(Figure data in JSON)
>> START
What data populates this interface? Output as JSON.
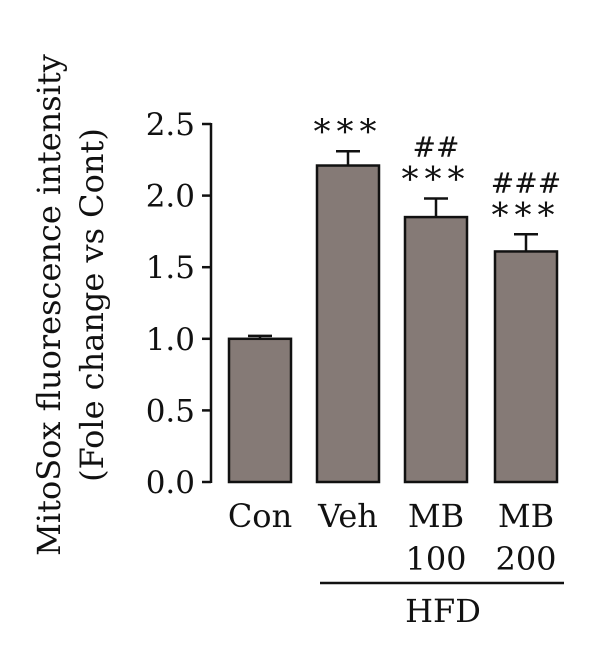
{
  "chart_data": {
    "type": "bar",
    "ylabel_line1": "MitoSox fluorescence intensity",
    "ylabel_line2": "(Fole change vs Cont)",
    "ylim": [
      0,
      2.5
    ],
    "yticks": [
      "0.0",
      "0.5",
      "1.0",
      "1.5",
      "2.0",
      "2.5"
    ],
    "categories": [
      {
        "line1": "Con",
        "line2": ""
      },
      {
        "line1": "Veh",
        "line2": ""
      },
      {
        "line1": "MB",
        "line2": "100"
      },
      {
        "line1": "MB",
        "line2": "200"
      }
    ],
    "values": [
      1.0,
      2.21,
      1.85,
      1.61
    ],
    "errors": [
      0.02,
      0.1,
      0.13,
      0.12
    ],
    "annotations": [
      {
        "stars": "",
        "hash": ""
      },
      {
        "stars": "***",
        "hash": ""
      },
      {
        "stars": "***",
        "hash": "##"
      },
      {
        "stars": "***",
        "hash": "###"
      }
    ],
    "group_label": "HFD",
    "group_categories": [
      1,
      3
    ],
    "bar_color": "#857a76",
    "grid": false
  }
}
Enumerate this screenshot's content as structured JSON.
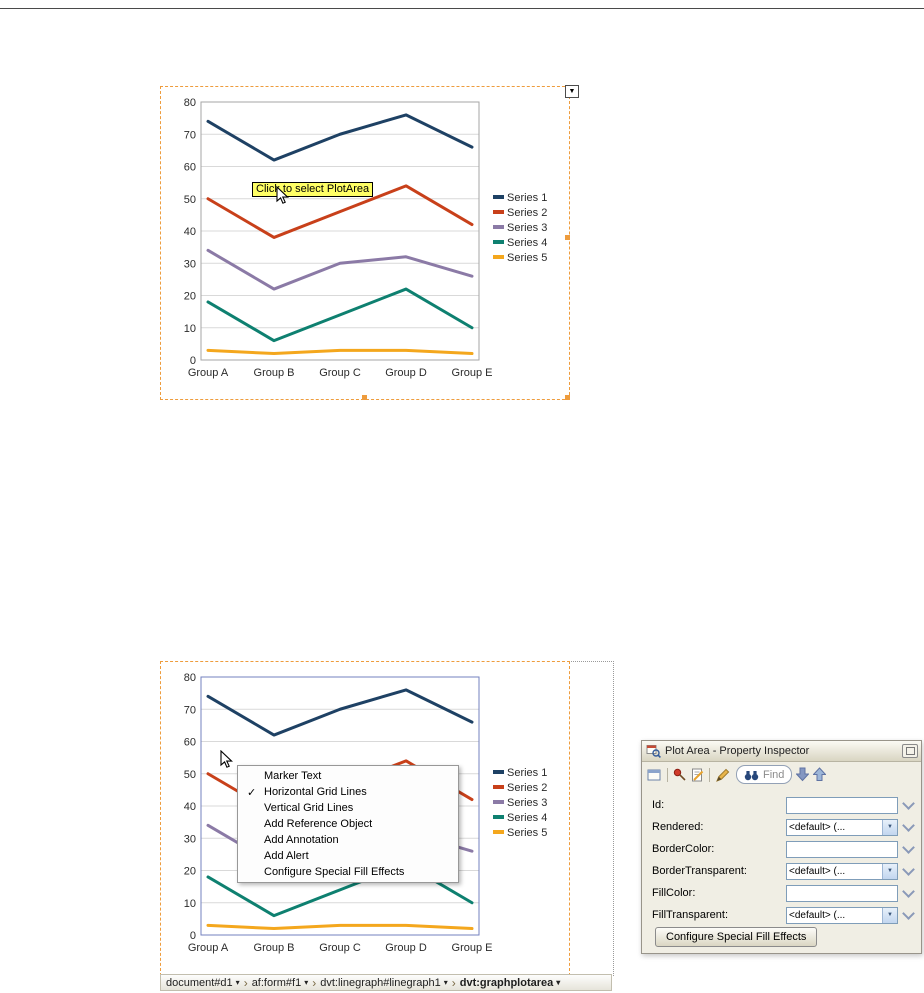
{
  "tooltip": {
    "text": "Click to select PlotArea",
    "bg": "#FFFF66"
  },
  "selection": {
    "border_color": "#EE9C3D",
    "handle_color": "#EE9C3D"
  },
  "chart_data": {
    "type": "line",
    "categories": [
      "Group A",
      "Group B",
      "Group C",
      "Group D",
      "Group E"
    ],
    "series": [
      {
        "name": "Series 1",
        "color": "#1E4164",
        "values": [
          74,
          62,
          70,
          76,
          66
        ]
      },
      {
        "name": "Series 2",
        "color": "#C8401A",
        "values": [
          50,
          38,
          46,
          54,
          42
        ]
      },
      {
        "name": "Series 3",
        "color": "#8B7AA6",
        "values": [
          34,
          22,
          30,
          32,
          26
        ]
      },
      {
        "name": "Series 4",
        "color": "#0E8070",
        "values": [
          18,
          6,
          14,
          22,
          10
        ]
      },
      {
        "name": "Series 5",
        "color": "#F4A71D",
        "values": [
          3,
          2,
          3,
          3,
          2
        ]
      }
    ],
    "ylim": [
      0,
      80
    ],
    "ytick_step": 10,
    "grid": "horizontal",
    "legend_position": "right",
    "title": "",
    "xlabel": "",
    "ylabel": ""
  },
  "charts": {
    "top": {
      "plot_border": "#A6A6A6"
    },
    "bottom": {
      "plot_border": "#7381BF"
    }
  },
  "context_menu": {
    "items": [
      {
        "label": "Marker Text",
        "checked": false
      },
      {
        "label": "Horizontal Grid Lines",
        "checked": true
      },
      {
        "label": "Vertical Grid Lines",
        "checked": false
      },
      {
        "label": "Add Reference Object",
        "checked": false
      },
      {
        "label": "Add Annotation",
        "checked": false
      },
      {
        "label": "Add Alert",
        "checked": false
      },
      {
        "label": "Configure Special Fill Effects",
        "checked": false
      }
    ]
  },
  "inspector": {
    "title": "Plot Area - Property Inspector",
    "find_placeholder": "Find",
    "fields": [
      {
        "label": "Id:",
        "type": "text",
        "value": ""
      },
      {
        "label": "Rendered:",
        "type": "combo",
        "value": "<default> (..."
      },
      {
        "label": "BorderColor:",
        "type": "text",
        "value": ""
      },
      {
        "label": "BorderTransparent:",
        "type": "combo",
        "value": "<default> (..."
      },
      {
        "label": "FillColor:",
        "type": "text",
        "value": ""
      },
      {
        "label": "FillTransparent:",
        "type": "combo",
        "value": "<default> (..."
      }
    ],
    "button": "Configure Special Fill Effects"
  },
  "breadcrumb": {
    "items": [
      {
        "label": "document#d1",
        "bold": false
      },
      {
        "label": "af:form#f1",
        "bold": false
      },
      {
        "label": "dvt:linegraph#linegraph1",
        "bold": false
      },
      {
        "label": "dvt:graphplotarea",
        "bold": true
      }
    ]
  }
}
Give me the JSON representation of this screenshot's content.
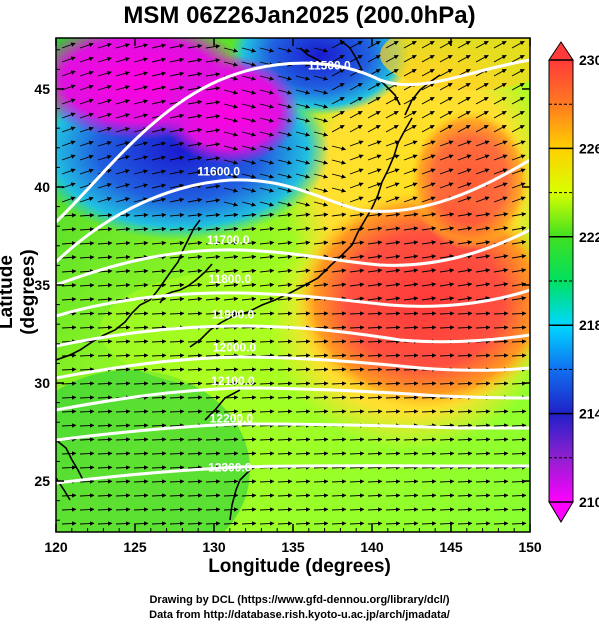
{
  "title": "MSM 06Z26Jan2025 (200.0hPa)",
  "xlabel": "Longitude (degrees)",
  "ylabel": "Latitude  (degrees)",
  "credits": {
    "line1": "Drawing by DCL (https://www.gfd-dennou.org/library/dcl/)",
    "line2": "Data from http://database.rish.kyoto-u.ac.jp/arch/jmadata/"
  },
  "chart_data": {
    "type": "heatmap",
    "x_range": [
      120,
      150
    ],
    "y_range": [
      22.4,
      47.6
    ],
    "x_ticks": [
      120,
      125,
      130,
      135,
      140,
      145,
      150
    ],
    "y_ticks": [
      25,
      30,
      35,
      40,
      45
    ],
    "colorbar": {
      "min": 210,
      "max": 230,
      "ticks": [
        210,
        214,
        218,
        222,
        226,
        230
      ],
      "colors": [
        "#ff00ff",
        "#2020c8",
        "#00d8ff",
        "#00e040",
        "#ffff00",
        "#ff9a00",
        "#ff3030"
      ]
    },
    "contour_labels": [
      {
        "text": "11500.0",
        "lon": 137.3,
        "lat": 46.2
      },
      {
        "text": "11600.0",
        "lon": 130.3,
        "lat": 40.8
      },
      {
        "text": "11700.0",
        "lon": 130.9,
        "lat": 37.3
      },
      {
        "text": "11800.0",
        "lon": 131.0,
        "lat": 35.3
      },
      {
        "text": "11900.0",
        "lon": 131.2,
        "lat": 33.5
      },
      {
        "text": "12000.0",
        "lon": 131.3,
        "lat": 31.8
      },
      {
        "text": "12100.0",
        "lon": 131.2,
        "lat": 30.1
      },
      {
        "text": "12200.0",
        "lon": 131.1,
        "lat": 28.2
      },
      {
        "text": "12300.0",
        "lon": 131.0,
        "lat": 25.7
      }
    ]
  }
}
>> END
Tally up the lines in the records that contain the word "Special" and give only the total.

**Completed exercise**
2